** Work to complete **
Below you will find a set of lines. Repeat them all exactly.

** Records shown **

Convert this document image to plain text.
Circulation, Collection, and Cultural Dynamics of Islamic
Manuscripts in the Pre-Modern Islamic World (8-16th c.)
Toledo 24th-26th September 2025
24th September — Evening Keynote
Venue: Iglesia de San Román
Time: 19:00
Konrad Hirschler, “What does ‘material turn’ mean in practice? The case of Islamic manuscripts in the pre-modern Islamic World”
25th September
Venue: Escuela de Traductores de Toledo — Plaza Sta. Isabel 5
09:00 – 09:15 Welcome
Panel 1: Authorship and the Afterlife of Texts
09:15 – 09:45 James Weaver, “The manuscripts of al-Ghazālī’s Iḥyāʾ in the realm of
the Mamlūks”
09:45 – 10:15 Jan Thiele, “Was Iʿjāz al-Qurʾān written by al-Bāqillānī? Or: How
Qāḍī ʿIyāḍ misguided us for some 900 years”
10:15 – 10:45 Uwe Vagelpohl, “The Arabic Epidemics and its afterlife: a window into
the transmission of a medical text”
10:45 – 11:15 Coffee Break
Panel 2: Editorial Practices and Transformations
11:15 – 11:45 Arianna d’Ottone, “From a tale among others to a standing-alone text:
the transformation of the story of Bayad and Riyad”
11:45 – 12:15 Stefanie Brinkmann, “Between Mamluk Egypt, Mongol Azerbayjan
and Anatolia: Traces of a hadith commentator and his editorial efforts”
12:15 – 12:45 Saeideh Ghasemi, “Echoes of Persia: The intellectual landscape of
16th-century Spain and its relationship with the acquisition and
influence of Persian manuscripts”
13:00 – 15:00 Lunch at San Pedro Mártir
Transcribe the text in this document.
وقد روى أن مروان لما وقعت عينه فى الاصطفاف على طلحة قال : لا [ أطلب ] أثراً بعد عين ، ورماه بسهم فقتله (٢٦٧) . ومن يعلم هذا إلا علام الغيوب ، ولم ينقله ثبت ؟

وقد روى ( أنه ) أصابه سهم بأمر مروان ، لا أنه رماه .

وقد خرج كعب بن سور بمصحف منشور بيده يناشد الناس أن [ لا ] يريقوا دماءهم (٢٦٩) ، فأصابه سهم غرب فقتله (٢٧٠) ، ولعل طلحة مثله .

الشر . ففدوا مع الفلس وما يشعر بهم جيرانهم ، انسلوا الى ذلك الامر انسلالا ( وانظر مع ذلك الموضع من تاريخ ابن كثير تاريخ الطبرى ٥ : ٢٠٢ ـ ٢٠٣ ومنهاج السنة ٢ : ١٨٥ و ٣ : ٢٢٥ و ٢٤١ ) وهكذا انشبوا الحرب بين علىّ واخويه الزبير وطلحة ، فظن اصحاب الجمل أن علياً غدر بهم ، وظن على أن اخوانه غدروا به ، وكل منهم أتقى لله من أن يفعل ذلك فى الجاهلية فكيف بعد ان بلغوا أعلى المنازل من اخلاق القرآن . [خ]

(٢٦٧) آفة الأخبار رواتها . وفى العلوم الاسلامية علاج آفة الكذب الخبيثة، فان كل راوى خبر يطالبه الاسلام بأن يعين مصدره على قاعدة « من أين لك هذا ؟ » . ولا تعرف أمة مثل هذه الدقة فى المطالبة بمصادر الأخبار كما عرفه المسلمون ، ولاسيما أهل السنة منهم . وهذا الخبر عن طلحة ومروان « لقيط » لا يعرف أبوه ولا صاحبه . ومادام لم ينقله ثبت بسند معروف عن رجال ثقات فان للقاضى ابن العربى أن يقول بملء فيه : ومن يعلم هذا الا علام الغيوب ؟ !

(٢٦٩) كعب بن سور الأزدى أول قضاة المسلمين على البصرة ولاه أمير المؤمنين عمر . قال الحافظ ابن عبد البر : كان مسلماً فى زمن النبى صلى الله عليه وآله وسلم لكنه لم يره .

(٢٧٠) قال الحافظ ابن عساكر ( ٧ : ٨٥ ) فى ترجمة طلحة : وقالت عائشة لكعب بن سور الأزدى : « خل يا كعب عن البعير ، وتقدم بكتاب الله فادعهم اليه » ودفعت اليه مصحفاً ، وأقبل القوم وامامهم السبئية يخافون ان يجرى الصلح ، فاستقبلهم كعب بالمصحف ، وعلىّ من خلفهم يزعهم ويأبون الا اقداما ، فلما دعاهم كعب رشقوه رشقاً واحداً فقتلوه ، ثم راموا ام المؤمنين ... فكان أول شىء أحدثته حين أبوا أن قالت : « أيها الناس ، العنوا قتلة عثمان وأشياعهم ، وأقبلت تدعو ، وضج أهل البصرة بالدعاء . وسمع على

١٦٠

** Response **
Convert this document image to plain text.
Circulation, Collection, and Cultural Dynamics of Islamic
Manuscripts in the Pre-Modern Islamic World (8-16th c.)
Toledo 24th-26th September 2025
24th September — Evening Keynote
Venue: Iglesia de San Román
Time: 19:00
Konrad Hirschler, “What does ‘material turn’ mean in practice? The case of Islamic manuscripts in the pre-modern Islamic World”
25th September
Venue: Escuela de Traductores de Toledo — Plaza Sta. Isabel 5
09:00 – 09:15 Welcome
Panel 1: Authorship and the Afterlife of Texts
09:15 – 09:45 James Weaver, “The manuscripts of al-Ghazālī’s Iḥyāʾ in the realm of
the Mamlūks”
09:45 – 10:15 Jan Thiele, “Was Iʿjāz al-Qurʾān written by al-Bāqillānī? Or: How
Qāḍī ʿIyāḍ misguided us for some 900 years”
10:15 – 10:45 Uwe Vagelpohl, “The Arabic Epidemics and its afterlife: a window into
the transmission of a medical text”
10:45 – 11:15 Coffee Break
Panel 2: Editorial Practices and Transformations
11:15 – 11:45 Arianna d’Ottone, “From a tale among others to a standing-alone text:
the transformation of the story of Bayad and Riyad”
11:45 – 12:15 Stefanie Brinkmann, “Between Mamluk Egypt, Mongol Azerbayjan
and Anatolia: Traces of a hadith commentator and his editorial efforts”
12:15 – 12:45 Saeideh Ghasemi, “Echoes of Persia: The intellectual landscape of
16th-century Spain and its relationship with the acquisition and
influence of Persian manuscripts”
13:00 – 15:00 Lunch at San Pedro Mártir
Transcribe the text in this document.
وقد روى أن مروان لما وقعت عينه فى الاصطفاف على طلحة قال : لا [ أطلب ] أثراً بعد عين ، ورماه بسهم فقتله (٢٦٧) . ومن يعلم هذا إلا علام الغيوب ، ولم ينقله ثبت ؟

وقد روى ( أنه ) أصابه سهم بأمر مروان ، لا أنه رماه .

وقد خرج كعب بن سور بمصحف منشور بيده يناشد الناس أن [ لا ] يريقوا دماءهم (٢٦٩) ، فأصابه سهم غرب فقتله (٢٧٠) ، ولعل طلحة مثله .

الشر . ففدوا مع الفلس وما يشعر بهم جيرانهم ، انسلوا الى ذلك الامر انسلالا ( وانظر مع ذلك الموضع من تاريخ ابن كثير تاريخ الطبرى ٥ : ٢٠٢ ـ ٢٠٣ ومنهاج السنة ٢ : ١٨٥ و ٣ : ٢٢٥ و ٢٤١ ) وهكذا انشبوا الحرب بين علىّ واخويه الزبير وطلحة ، فظن اصحاب الجمل أن علياً غدر بهم ، وظن على أن اخوانه غدروا به ، وكل منهم أتقى لله من أن يفعل ذلك فى الجاهلية فكيف بعد ان بلغوا أعلى المنازل من اخلاق القرآن . [خ]

(٢٦٧) آفة الأخبار رواتها . وفى العلوم الاسلامية علاج آفة الكذب الخبيثة، فان كل راوى خبر يطالبه الاسلام بأن يعين مصدره على قاعدة « من أين لك هذا ؟ » . ولا تعرف أمة مثل هذه الدقة فى المطالبة بمصادر الأخبار كما عرفه المسلمون ، ولاسيما أهل السنة منهم . وهذا الخبر عن طلحة ومروان « لقيط » لا يعرف أبوه ولا صاحبه . ومادام لم ينقله ثبت بسند معروف عن رجال ثقات فان للقاضى ابن العربى أن يقول بملء فيه : ومن يعلم هذا الا علام الغيوب ؟ !

(٢٦٩) كعب بن سور الأزدى أول قضاة المسلمين على البصرة ولاه أمير المؤمنين عمر . قال الحافظ ابن عبد البر : كان مسلماً فى زمن النبى صلى الله عليه وآله وسلم لكنه لم يره .

(٢٧٠) قال الحافظ ابن عساكر ( ٧ : ٨٥ ) فى ترجمة طلحة : وقالت عائشة لكعب بن سور الأزدى : « خل يا كعب عن البعير ، وتقدم بكتاب الله فادعهم اليه » ودفعت اليه مصحفاً ، وأقبل القوم وامامهم السبئية يخافون ان يجرى الصلح ، فاستقبلهم كعب بالمصحف ، وعلىّ من خلفهم يزعهم ويأبون الا اقداما ، فلما دعاهم كعب رشقوه رشقاً واحداً فقتلوه ، ثم راموا ام المؤمنين ... فكان أول شىء أحدثته حين أبوا أن قالت : « أيها الناس ، العنوا قتلة عثمان وأشياعهم ، وأقبلت تدعو ، وضج أهل البصرة بالدعاء . وسمع على

١٦٠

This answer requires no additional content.